EXERCISE BRIEF
In the following material, identify every line holding the string "this" and return it.

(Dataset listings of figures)

=-=-=

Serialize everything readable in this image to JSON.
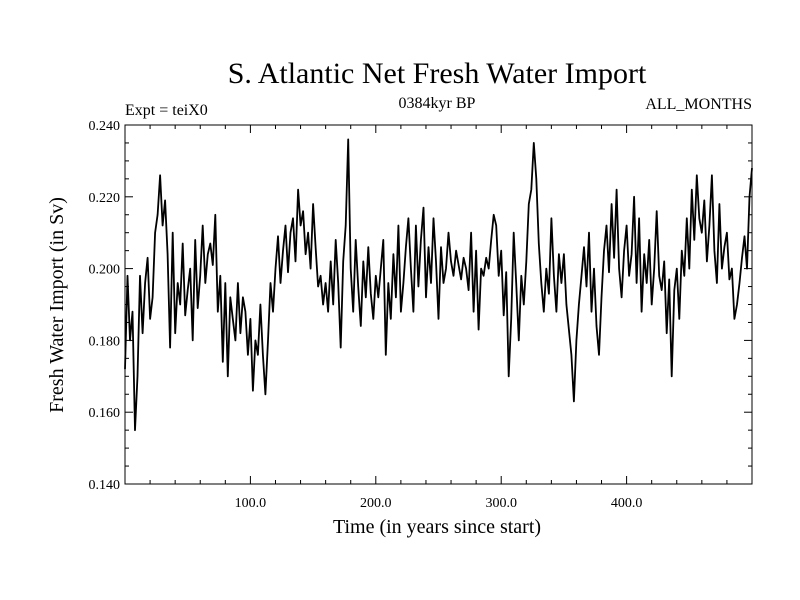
{
  "chart_data": {
    "type": "line",
    "title": "S. Atlantic Net Fresh Water Import",
    "subtitle_left": "Expt = teiX0",
    "subtitle_center": "0384kyr BP",
    "subtitle_right": "ALL_MONTHS",
    "xlabel": "Time (in years since start)",
    "ylabel": "Fresh Water Import (in Sv)",
    "xlim": [
      0,
      500
    ],
    "ylim": [
      0.14,
      0.24
    ],
    "x_tick_labels": [
      "100.0",
      "200.0",
      "300.0",
      "400.0"
    ],
    "y_tick_labels": [
      "0.140",
      "0.160",
      "0.180",
      "0.200",
      "0.220",
      "0.240"
    ],
    "grid": false,
    "line_color": "#000000",
    "series": [
      {
        "x": [
          0,
          2,
          4,
          6,
          8,
          10,
          12,
          14,
          16,
          18,
          20,
          22,
          24,
          26,
          28,
          30,
          32,
          34,
          36,
          38,
          40,
          42,
          44,
          46,
          48,
          50,
          52,
          54,
          56,
          58,
          60,
          62,
          64,
          66,
          68,
          70,
          72,
          74,
          76,
          78,
          80,
          82,
          84,
          86,
          88,
          90,
          92,
          94,
          96,
          98,
          100,
          102,
          104,
          106,
          108,
          110,
          112,
          114,
          116,
          118,
          120,
          122,
          124,
          126,
          128,
          130,
          132,
          134,
          136,
          138,
          140,
          142,
          144,
          146,
          148,
          150,
          152,
          154,
          156,
          158,
          160,
          162,
          164,
          166,
          168,
          170,
          172,
          174,
          176,
          178,
          180,
          182,
          184,
          186,
          188,
          190,
          192,
          194,
          196,
          198,
          200,
          202,
          204,
          206,
          208,
          210,
          212,
          214,
          216,
          218,
          220,
          222,
          224,
          226,
          228,
          230,
          232,
          234,
          236,
          238,
          240,
          242,
          244,
          246,
          248,
          250,
          252,
          254,
          256,
          258,
          260,
          262,
          264,
          266,
          268,
          270,
          272,
          274,
          276,
          278,
          280,
          282,
          284,
          286,
          288,
          290,
          292,
          294,
          296,
          298,
          300,
          302,
          304,
          306,
          308,
          310,
          312,
          314,
          316,
          318,
          320,
          322,
          324,
          326,
          328,
          330,
          332,
          334,
          336,
          338,
          340,
          342,
          344,
          346,
          348,
          350,
          352,
          354,
          356,
          358,
          360,
          362,
          364,
          366,
          368,
          370,
          372,
          374,
          376,
          378,
          380,
          382,
          384,
          386,
          388,
          390,
          392,
          394,
          396,
          398,
          400,
          402,
          404,
          406,
          408,
          410,
          412,
          414,
          416,
          418,
          420,
          422,
          424,
          426,
          428,
          430,
          432,
          434,
          436,
          438,
          440,
          442,
          444,
          446,
          448,
          450,
          452,
          454,
          456,
          458,
          460,
          462,
          464,
          466,
          468,
          470,
          472,
          474,
          476,
          478,
          480,
          482,
          484,
          486,
          488,
          490,
          492,
          494,
          496,
          498,
          500
        ],
        "values": [
          0.172,
          0.198,
          0.18,
          0.188,
          0.155,
          0.17,
          0.198,
          0.182,
          0.196,
          0.203,
          0.186,
          0.192,
          0.21,
          0.215,
          0.226,
          0.212,
          0.219,
          0.204,
          0.178,
          0.21,
          0.182,
          0.196,
          0.19,
          0.207,
          0.187,
          0.194,
          0.2,
          0.18,
          0.208,
          0.189,
          0.198,
          0.212,
          0.196,
          0.204,
          0.207,
          0.201,
          0.215,
          0.188,
          0.198,
          0.174,
          0.196,
          0.17,
          0.192,
          0.186,
          0.18,
          0.196,
          0.182,
          0.192,
          0.188,
          0.176,
          0.186,
          0.166,
          0.18,
          0.176,
          0.19,
          0.176,
          0.165,
          0.18,
          0.196,
          0.188,
          0.2,
          0.209,
          0.196,
          0.205,
          0.212,
          0.199,
          0.21,
          0.214,
          0.202,
          0.222,
          0.212,
          0.216,
          0.204,
          0.21,
          0.2,
          0.218,
          0.206,
          0.195,
          0.198,
          0.19,
          0.196,
          0.188,
          0.202,
          0.19,
          0.208,
          0.196,
          0.178,
          0.202,
          0.212,
          0.236,
          0.2,
          0.188,
          0.208,
          0.195,
          0.184,
          0.202,
          0.192,
          0.206,
          0.193,
          0.186,
          0.198,
          0.192,
          0.2,
          0.208,
          0.176,
          0.196,
          0.186,
          0.204,
          0.192,
          0.212,
          0.188,
          0.196,
          0.206,
          0.214,
          0.2,
          0.188,
          0.212,
          0.195,
          0.208,
          0.217,
          0.192,
          0.206,
          0.196,
          0.214,
          0.202,
          0.186,
          0.206,
          0.196,
          0.2,
          0.21,
          0.202,
          0.198,
          0.205,
          0.201,
          0.197,
          0.203,
          0.2,
          0.194,
          0.21,
          0.188,
          0.205,
          0.183,
          0.2,
          0.198,
          0.203,
          0.2,
          0.208,
          0.215,
          0.212,
          0.198,
          0.205,
          0.187,
          0.199,
          0.17,
          0.186,
          0.21,
          0.196,
          0.18,
          0.198,
          0.19,
          0.202,
          0.218,
          0.222,
          0.235,
          0.225,
          0.207,
          0.196,
          0.188,
          0.2,
          0.193,
          0.214,
          0.198,
          0.188,
          0.204,
          0.196,
          0.204,
          0.19,
          0.183,
          0.176,
          0.163,
          0.18,
          0.19,
          0.198,
          0.206,
          0.195,
          0.21,
          0.188,
          0.2,
          0.184,
          0.176,
          0.192,
          0.205,
          0.212,
          0.199,
          0.218,
          0.203,
          0.222,
          0.2,
          0.192,
          0.205,
          0.212,
          0.198,
          0.204,
          0.22,
          0.196,
          0.214,
          0.188,
          0.204,
          0.196,
          0.208,
          0.19,
          0.2,
          0.216,
          0.198,
          0.194,
          0.202,
          0.182,
          0.197,
          0.17,
          0.194,
          0.2,
          0.186,
          0.205,
          0.198,
          0.214,
          0.2,
          0.222,
          0.208,
          0.226,
          0.214,
          0.21,
          0.219,
          0.202,
          0.212,
          0.226,
          0.205,
          0.196,
          0.218,
          0.2,
          0.206,
          0.21,
          0.197,
          0.2,
          0.186,
          0.19,
          0.196,
          0.203,
          0.209,
          0.2,
          0.22,
          0.228
        ]
      }
    ]
  }
}
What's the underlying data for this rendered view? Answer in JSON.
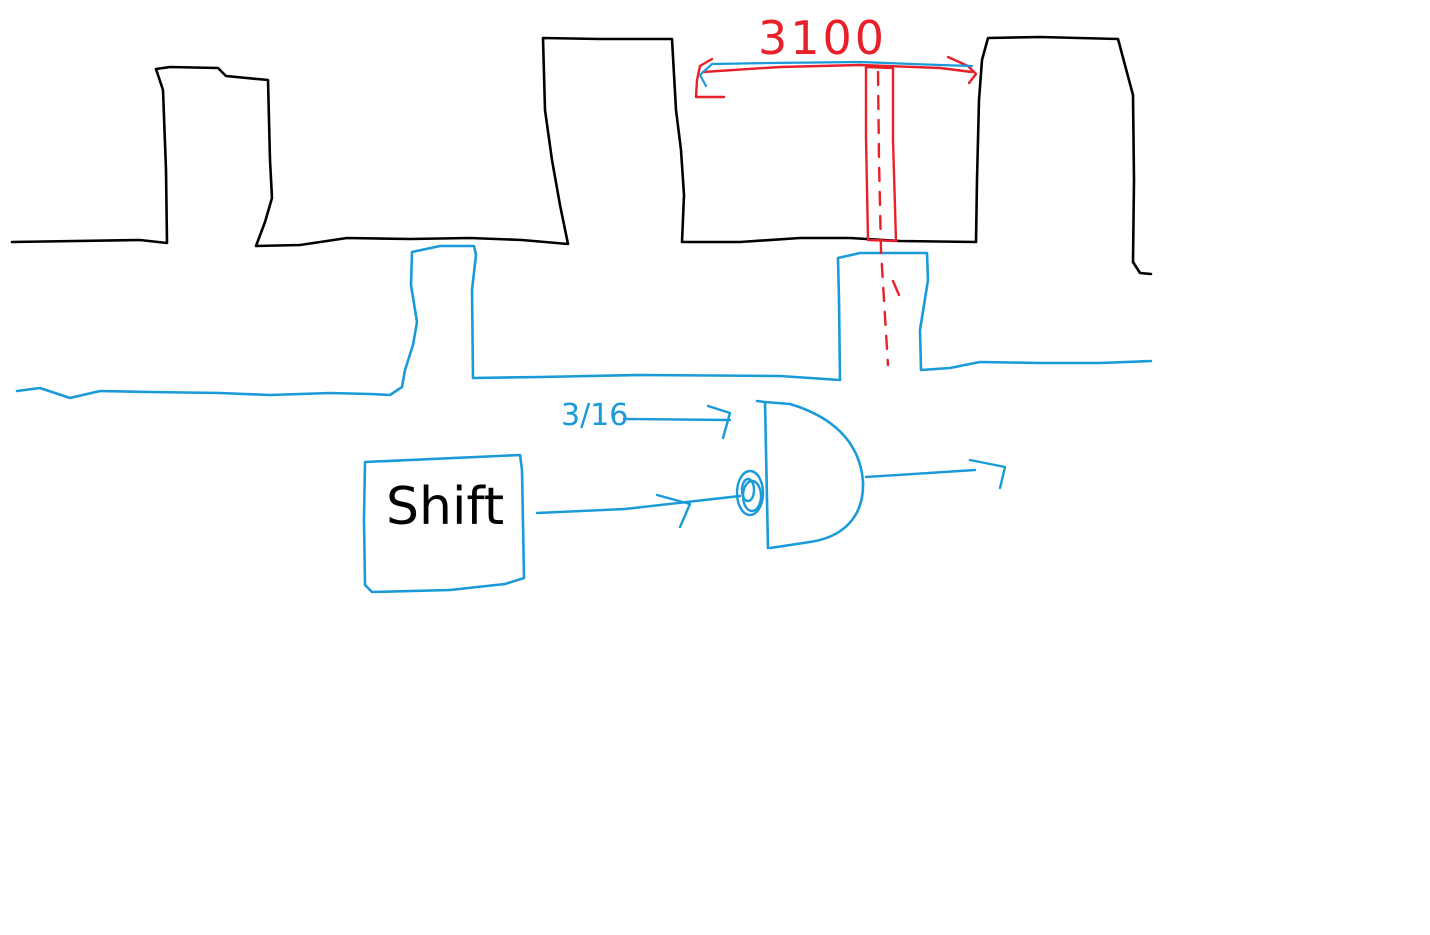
{
  "colors": {
    "background": "#ffffff",
    "signal_black": "#000000",
    "signal_blue": "#1a9ad9",
    "annotation_red": "#e8202a"
  },
  "labels": {
    "period": "3100",
    "phase": "3/16",
    "shift_box": "Shift"
  }
}
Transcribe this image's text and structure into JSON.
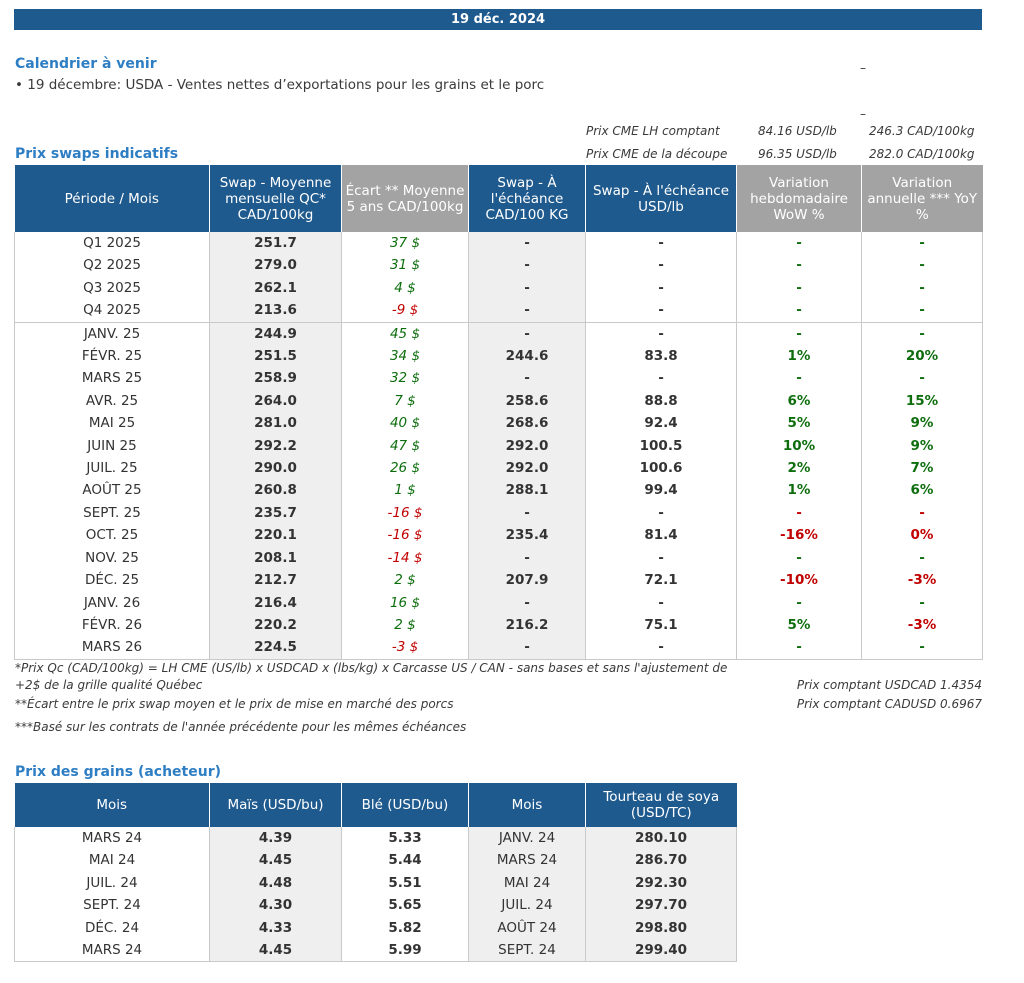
{
  "banner_date": "19 déc. 2024",
  "calendar": {
    "title": "Calendrier à venir",
    "item": "• 19 décembre: USDA - Ventes nettes d’exportations pour les grains et le porc",
    "dash1": "–",
    "dash2": "–"
  },
  "cme": {
    "row1_label": "Prix CME LH comptant",
    "row1_usd": "84.16 USD/lb",
    "row1_cad": "246.3 CAD/100kg",
    "row2_label": "Prix CME de la découpe",
    "row2_usd": "96.35 USD/lb",
    "row2_cad": "282.0 CAD/100kg"
  },
  "swaps": {
    "title": "Prix swaps indicatifs",
    "headers": [
      "Période / Mois",
      "Swap - Moyenne mensuelle QC* CAD/100kg",
      "Écart ** Moyenne 5 ans CAD/100kg",
      "Swap - À l'échéance CAD/100 KG",
      "Swap - À l'échéance USD/lb",
      "Variation hebdomadaire WoW %",
      "Variation annuelle *** YoY %"
    ],
    "rows": [
      {
        "period": "Q1 2025",
        "swap": "251.7",
        "ecart": "37 $",
        "ecart_s": "pos",
        "cad": "-",
        "usd": "-",
        "wow": "-",
        "wow_s": "pos",
        "yoy": "-",
        "yoy_s": "pos"
      },
      {
        "period": "Q2 2025",
        "swap": "279.0",
        "ecart": "31 $",
        "ecart_s": "pos",
        "cad": "-",
        "usd": "-",
        "wow": "-",
        "wow_s": "pos",
        "yoy": "-",
        "yoy_s": "pos"
      },
      {
        "period": "Q3 2025",
        "swap": "262.1",
        "ecart": "4 $",
        "ecart_s": "pos",
        "cad": "-",
        "usd": "-",
        "wow": "-",
        "wow_s": "pos",
        "yoy": "-",
        "yoy_s": "pos"
      },
      {
        "period": "Q4 2025",
        "swap": "213.6",
        "ecart": "-9 $",
        "ecart_s": "neg",
        "cad": "-",
        "usd": "-",
        "wow": "-",
        "wow_s": "pos",
        "yoy": "-",
        "yoy_s": "pos"
      },
      {
        "period": "JANV. 25",
        "swap": "244.9",
        "ecart": "45 $",
        "ecart_s": "pos",
        "cad": "-",
        "usd": "-",
        "wow": "-",
        "wow_s": "pos",
        "yoy": "-",
        "yoy_s": "pos"
      },
      {
        "period": "FÉVR. 25",
        "swap": "251.5",
        "ecart": "34 $",
        "ecart_s": "pos",
        "cad": "244.6",
        "usd": "83.8",
        "wow": "1%",
        "wow_s": "pos",
        "yoy": "20%",
        "yoy_s": "pos"
      },
      {
        "period": "MARS 25",
        "swap": "258.9",
        "ecart": "32 $",
        "ecart_s": "pos",
        "cad": "-",
        "usd": "-",
        "wow": "-",
        "wow_s": "pos",
        "yoy": "-",
        "yoy_s": "pos"
      },
      {
        "period": "AVR. 25",
        "swap": "264.0",
        "ecart": "7 $",
        "ecart_s": "pos",
        "cad": "258.6",
        "usd": "88.8",
        "wow": "6%",
        "wow_s": "pos",
        "yoy": "15%",
        "yoy_s": "pos"
      },
      {
        "period": "MAI 25",
        "swap": "281.0",
        "ecart": "40 $",
        "ecart_s": "pos",
        "cad": "268.6",
        "usd": "92.4",
        "wow": "5%",
        "wow_s": "pos",
        "yoy": "9%",
        "yoy_s": "pos"
      },
      {
        "period": "JUIN 25",
        "swap": "292.2",
        "ecart": "47 $",
        "ecart_s": "pos",
        "cad": "292.0",
        "usd": "100.5",
        "wow": "10%",
        "wow_s": "pos",
        "yoy": "9%",
        "yoy_s": "pos"
      },
      {
        "period": "JUIL. 25",
        "swap": "290.0",
        "ecart": "26 $",
        "ecart_s": "pos",
        "cad": "292.0",
        "usd": "100.6",
        "wow": "2%",
        "wow_s": "pos",
        "yoy": "7%",
        "yoy_s": "pos"
      },
      {
        "period": "AOÛT 25",
        "swap": "260.8",
        "ecart": "1 $",
        "ecart_s": "pos",
        "cad": "288.1",
        "usd": "99.4",
        "wow": "1%",
        "wow_s": "pos",
        "yoy": "6%",
        "yoy_s": "pos"
      },
      {
        "period": "SEPT. 25",
        "swap": "235.7",
        "ecart": "-16 $",
        "ecart_s": "neg",
        "cad": "-",
        "usd": "-",
        "wow": "-",
        "wow_s": "neg",
        "yoy": "-",
        "yoy_s": "neg"
      },
      {
        "period": "OCT. 25",
        "swap": "220.1",
        "ecart": "-16 $",
        "ecart_s": "neg",
        "cad": "235.4",
        "usd": "81.4",
        "wow": "-16%",
        "wow_s": "neg",
        "yoy": "0%",
        "yoy_s": "neg"
      },
      {
        "period": "NOV. 25",
        "swap": "208.1",
        "ecart": "-14 $",
        "ecart_s": "neg",
        "cad": "-",
        "usd": "-",
        "wow": "-",
        "wow_s": "pos",
        "yoy": "-",
        "yoy_s": "pos"
      },
      {
        "period": "DÉC. 25",
        "swap": "212.7",
        "ecart": "2 $",
        "ecart_s": "pos",
        "cad": "207.9",
        "usd": "72.1",
        "wow": "-10%",
        "wow_s": "neg",
        "yoy": "-3%",
        "yoy_s": "neg"
      },
      {
        "period": "JANV. 26",
        "swap": "216.4",
        "ecart": "16 $",
        "ecart_s": "pos",
        "cad": "-",
        "usd": "-",
        "wow": "-",
        "wow_s": "pos",
        "yoy": "-",
        "yoy_s": "pos"
      },
      {
        "period": "FÉVR. 26",
        "swap": "220.2",
        "ecart": "2 $",
        "ecart_s": "pos",
        "cad": "216.2",
        "usd": "75.1",
        "wow": "5%",
        "wow_s": "pos",
        "yoy": "-3%",
        "yoy_s": "neg"
      },
      {
        "period": "MARS 26",
        "swap": "224.5",
        "ecart": "-3 $",
        "ecart_s": "neg",
        "cad": "-",
        "usd": "-",
        "wow": "-",
        "wow_s": "pos",
        "yoy": "-",
        "yoy_s": "pos"
      }
    ]
  },
  "notes": {
    "n1_line1": "*Prix Qc (CAD/100kg) = LH CME (US/lb) x USDCAD x (lbs/kg) x Carcasse US / CAN - sans bases et sans l'ajustement de",
    "n1_line2": "+2$ de la grille qualité Québec",
    "n2": "**Écart entre le prix swap moyen et le prix de mise en marché des porcs",
    "n3": "***Basé sur les contrats de l'année précédente pour les mêmes échéances",
    "fx1": "Prix comptant USDCAD 1.4354",
    "fx2": "Prix comptant CADUSD 0.6967"
  },
  "grains": {
    "title": "Prix des grains (acheteur)",
    "headers": [
      "Mois",
      "Maïs (USD/bu)",
      "Blé (USD/bu)",
      "Mois",
      "Tourteau de soya (USD/TC)"
    ],
    "rows": [
      {
        "m1": "MARS 24",
        "mais": "4.39",
        "ble": "5.33",
        "m2": "JANV. 24",
        "soya": "280.10"
      },
      {
        "m1": "MAI 24",
        "mais": "4.45",
        "ble": "5.44",
        "m2": "MARS 24",
        "soya": "286.70"
      },
      {
        "m1": "JUIL. 24",
        "mais": "4.48",
        "ble": "5.51",
        "m2": "MAI 24",
        "soya": "292.30"
      },
      {
        "m1": "SEPT. 24",
        "mais": "4.30",
        "ble": "5.65",
        "m2": "JUIL. 24",
        "soya": "297.70"
      },
      {
        "m1": "DÉC. 24",
        "mais": "4.33",
        "ble": "5.82",
        "m2": "AOÛT 24",
        "soya": "298.80"
      },
      {
        "m1": "MARS 24",
        "mais": "4.45",
        "ble": "5.99",
        "m2": "SEPT. 24",
        "soya": "299.40"
      }
    ]
  }
}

=-=-=

EXERCISE ANSWER
Serialize everything readable in this image to JSON.
What's the underlying data for this rendered view? Answer in JSON.
Transcribe this image's text and structure into JSON.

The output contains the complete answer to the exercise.